**Direction**
Find all lines in the listing that include the word "have", then copy them.

**Data shown**
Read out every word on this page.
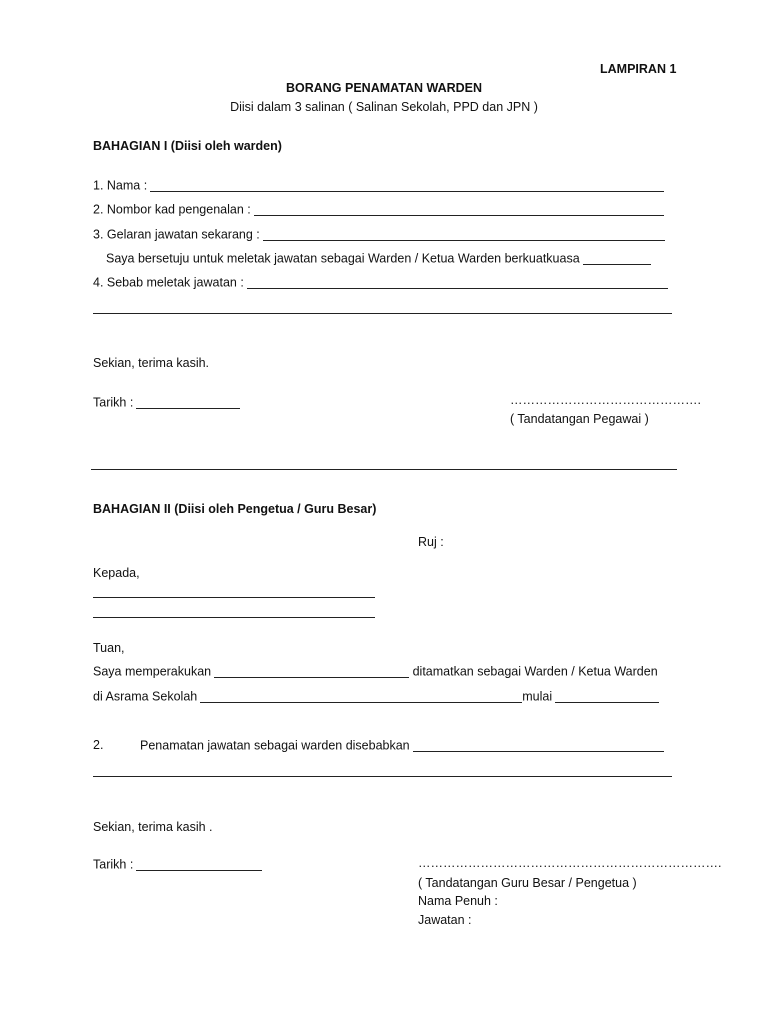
LAMPIRAN 1
BORANG PENAMATAN WARDEN
Diisi dalam 3 salinan ( Salinan Sekolah, PPD dan JPN )
BAHAGIAN I (Diisi oleh warden)
1. Nama :
2. Nombor kad pengenalan :
3. Gelaran jawatan sekarang :
Saya bersetuju untuk meletak jawatan sebagai Warden / Ketua Warden berkuatkuasa
4. Sebab meletak jawatan :
Sekian, terima kasih.
Tarikh :	……………………………………….
( Tandatangan Pegawai )
BAHAGIAN II (Diisi oleh Pengetua / Guru Besar)
Ruj :
Kepada,
Tuan,
Saya memperakukan	ditamatkan sebagai Warden / Ketua Warden
di Asrama Sekolah	mulai
2.	Penamatan jawatan sebagai warden disebabkan
Sekian, terima kasih .
Tarikh :	……………………………………………………………….
( Tandatangan Guru Besar / Pengetua )
Nama Penuh :
Jawatan :
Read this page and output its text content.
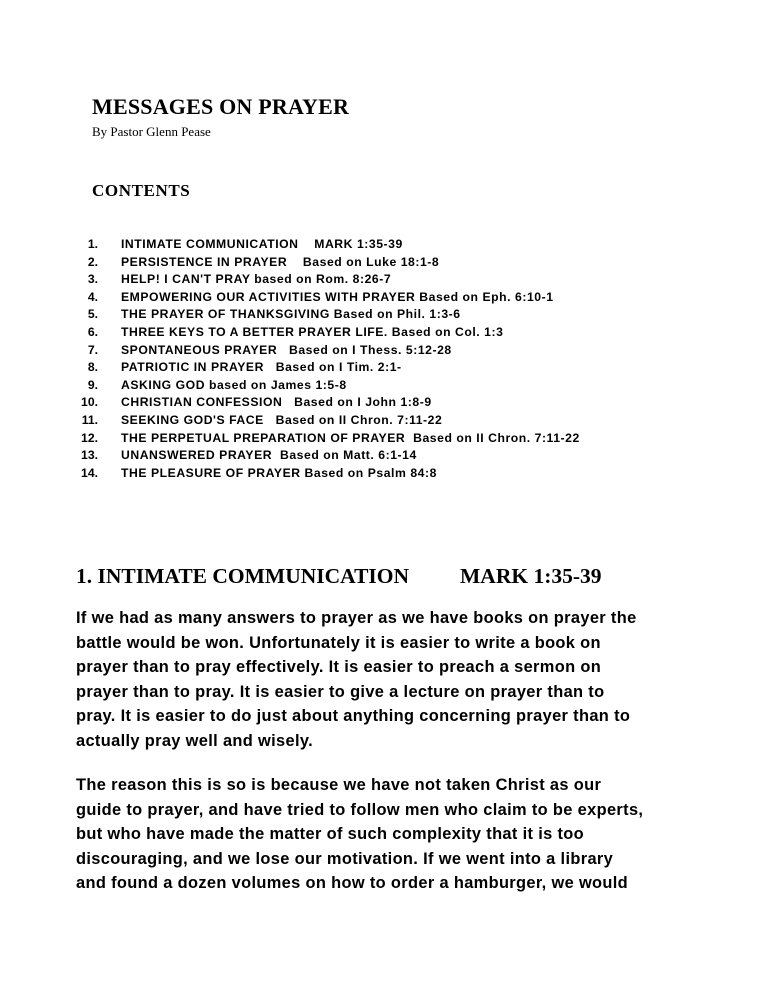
MESSAGES ON PRAYER

By Pastor Glenn Pease

CONTENTS
1. INTIMATE COMMUNICATION    MARK 1:35-39
2. PERSISTENCE IN PRAYER    Based on Luke 18:1-8
3. HELP! I CAN'T PRAY based on Rom. 8:26-7
4. EMPOWERING OUR ACTIVITIES WITH PRAYER Based on Eph. 6:10-1
5. THE PRAYER OF THANKSGIVING Based on Phil. 1:3-6
6. THREE KEYS TO A BETTER PRAYER LIFE. Based on Col. 1:3
7. SPONTANEOUS PRAYER   Based on I Thess. 5:12-28
8. PATRIOTIC IN PRAYER   Based on I Tim. 2:1-
9. ASKING GOD based on James 1:5-8
10. CHRISTIAN CONFESSION   Based on I John 1:8-9
11. SEEKING GOD'S FACE   Based on II Chron. 7:11-22
12. THE PERPETUAL PREPARATION OF PRAYER  Based on II Chron. 7:11-22
13. UNANSWERED PRAYER  Based on Matt. 6:1-14
14. THE PLEASURE OF PRAYER Based on Psalm 84:8
1. INTIMATE COMMUNICATION MARK 1:35-39

If we had as many answers to prayer as we have books on prayer the
battle would be won. Unfortunately it is easier to write a book on
prayer than to pray effectively. It is easier to preach a sermon on
prayer than to pray. It is easier to give a lecture on prayer than to
pray. It is easier to do just about anything concerning prayer than to
actually pray well and wisely.

The reason this is so is because we have not taken Christ as our
guide to prayer, and have tried to follow men who claim to be experts,
but who have made the matter of such complexity that it is too
discouraging, and we lose our motivation. If we went into a library
and found a dozen volumes on how to order a hamburger, we would
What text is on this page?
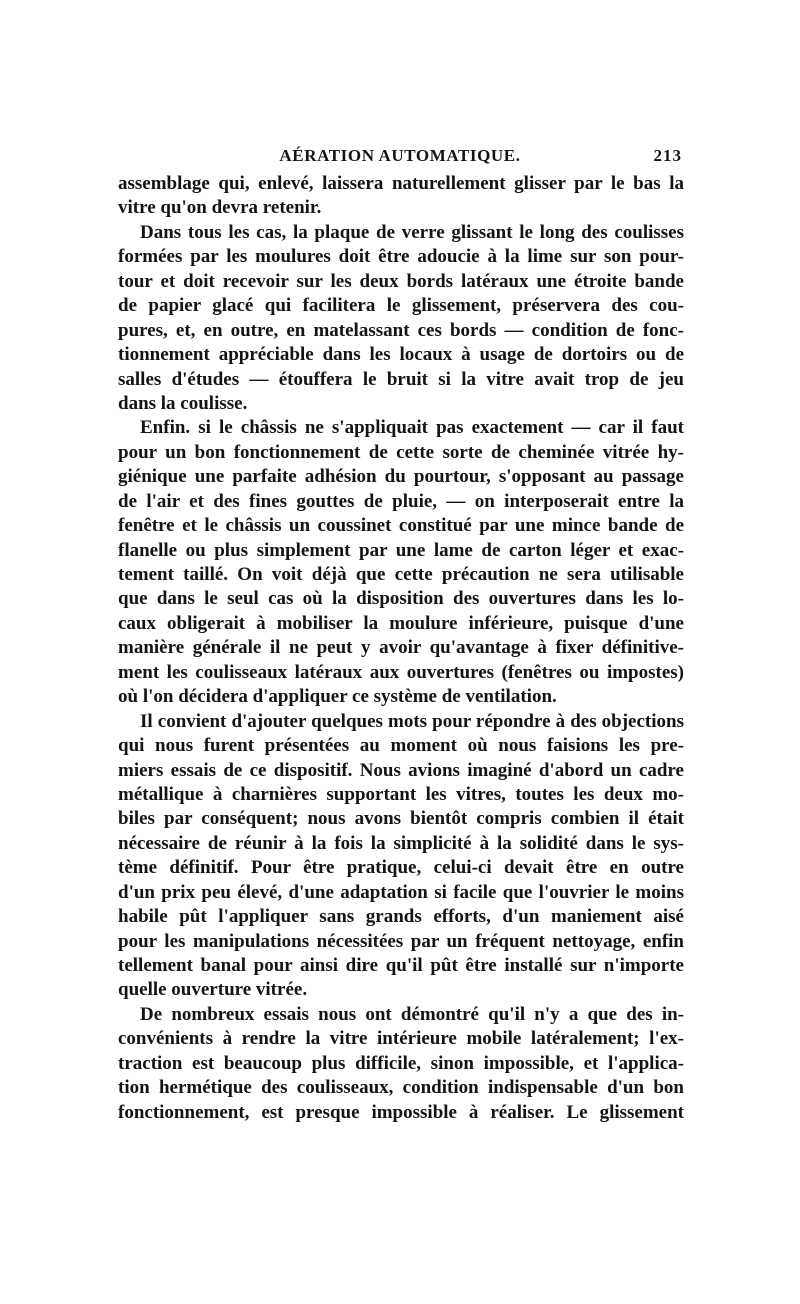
AÉRATION AUTOMATIQUE.	213
assemblage qui, enlevé, laissera naturellement glisser par le bas la
vitre qu'on devra retenir.
Dans tous les cas, la plaque de verre glissant le long des coulisses
formées par les moulures doit être adoucie à la lime sur son pour-
tour et doit recevoir sur les deux bords latéraux une étroite bande
de papier glacé qui facilitera le glissement, préservera des cou-
pures, et, en outre, en matelassant ces bords — condition de fonc-
tionnement appréciable dans les locaux à usage de dortoirs ou de
salles d'études — étouffera le bruit si la vitre avait trop de jeu
dans la coulisse.
Enfin. si le châssis ne s'appliquait pas exactement — car il faut
pour un bon fonctionnement de cette sorte de cheminée vitrée hy-
giénique une parfaite adhésion du pourtour, s'opposant au passage
de l'air et des fines gouttes de pluie, — on interposerait entre la
fenêtre et le châssis un coussinet constitué par une mince bande de
flanelle ou plus simplement par une lame de carton léger et exac-
tement taillé. On voit déjà que cette précaution ne sera utilisable
que dans le seul cas où la disposition des ouvertures dans les lo-
caux obligerait à mobiliser la moulure inférieure, puisque d'une
manière générale il ne peut y avoir qu'avantage à fixer définitive-
ment les coulisseaux latéraux aux ouvertures (fenêtres ou impostes)
où l'on décidera d'appliquer ce système de ventilation.
Il convient d'ajouter quelques mots pour répondre à des objections
qui nous furent présentées au moment où nous faisions les pre-
miers essais de ce dispositif. Nous avions imaginé d'abord un cadre
métallique à charnières supportant les vitres, toutes les deux mo-
biles par conséquent; nous avons bientôt compris combien il était
nécessaire de réunir à la fois la simplicité à la solidité dans le sys-
tème définitif. Pour être pratique, celui-ci devait être en outre
d'un prix peu élevé, d'une adaptation si facile que l'ouvrier le moins
habile pût l'appliquer sans grands efforts, d'un maniement aisé
pour les manipulations nécessitées par un fréquent nettoyage, enfin
tellement banal pour ainsi dire qu'il pût être installé sur n'importe
quelle ouverture vitrée.
De nombreux essais nous ont démontré qu'il n'y a que des in-
convénients à rendre la vitre intérieure mobile latéralement; l'ex-
traction est beaucoup plus difficile, sinon impossible, et l'applica-
tion hermétique des coulisseaux, condition indispensable d'un bon
fonctionnement, est presque impossible à réaliser. Le glissement
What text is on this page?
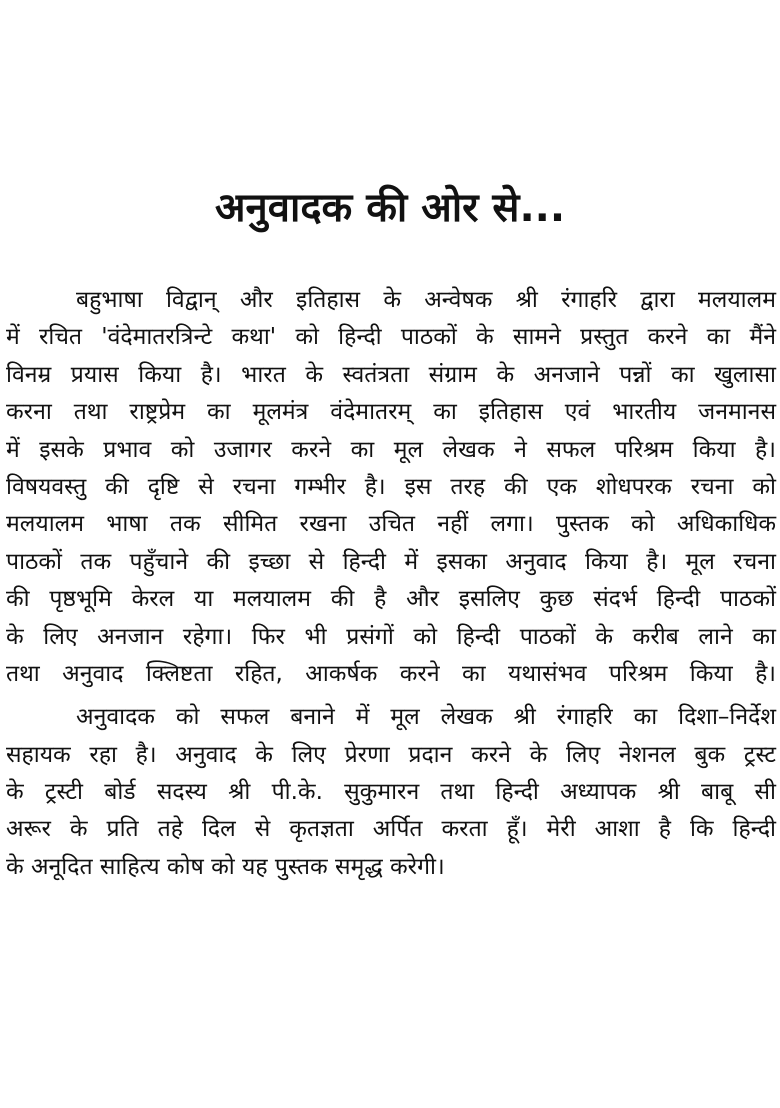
अनुवादक की ओर से...
बहुभाषा विद्वान् और इतिहास के अन्वेषक श्री रंगाहरि द्वारा मलयालम
में रचित 'वंदेमातरत्रिन्टे कथा' को हिन्दी पाठकों के सामने प्रस्तुत करने का मैंने
विनम्र प्रयास किया है। भारत के स्वतंत्रता संग्राम के अनजाने पन्नों का खुलासा
करना तथा राष्ट्रप्रेम का मूलमंत्र वंदेमातरम् का इतिहास एवं भारतीय जनमानस
में इसके प्रभाव को उजागर करने का मूल लेखक ने सफल परिश्रम किया है।
विषयवस्तु की दृष्टि से रचना गम्भीर है। इस तरह की एक शोधपरक रचना को
मलयालम भाषा तक सीमित रखना उचित नहीं लगा। पुस्तक को अधिकाधिक
पाठकों तक पहुँचाने की इच्छा से हिन्दी में इसका अनुवाद किया है। मूल रचना
की पृष्ठभूमि केरल या मलयालम की है और इसलिए कुछ संदर्भ हिन्दी पाठकों
के लिए अनजान रहेगा। फिर भी प्रसंगों को हिन्दी पाठकों के करीब लाने का
तथा अनुवाद क्लिष्टता रहित, आकर्षक करने का यथासंभव परिश्रम किया है।
अनुवादक को सफल बनाने में मूल लेखक श्री रंगाहरि का दिशा–निर्देश
सहायक रहा है। अनुवाद के लिए प्रेरणा प्रदान करने के लिए नेशनल बुक ट्रस्ट
के ट्रस्टी बोर्ड सदस्य श्री पी.के. सुकुमारन तथा हिन्दी अध्यापक श्री बाबू सी
अरूर के प्रति तहे दिल से कृतज्ञता अर्पित करता हूँ। मेरी आशा है कि हिन्दी
के अनूदित साहित्य कोष को यह पुस्तक समृद्ध करेगी।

**Complete response**
If we had as many answers to prayer as we have books on prayer the
The reason this is so is because we have not taken Christ as our
guide to prayer, and have tried to follow men who claim to be experts,
but who have made the matter of such complexity that it is too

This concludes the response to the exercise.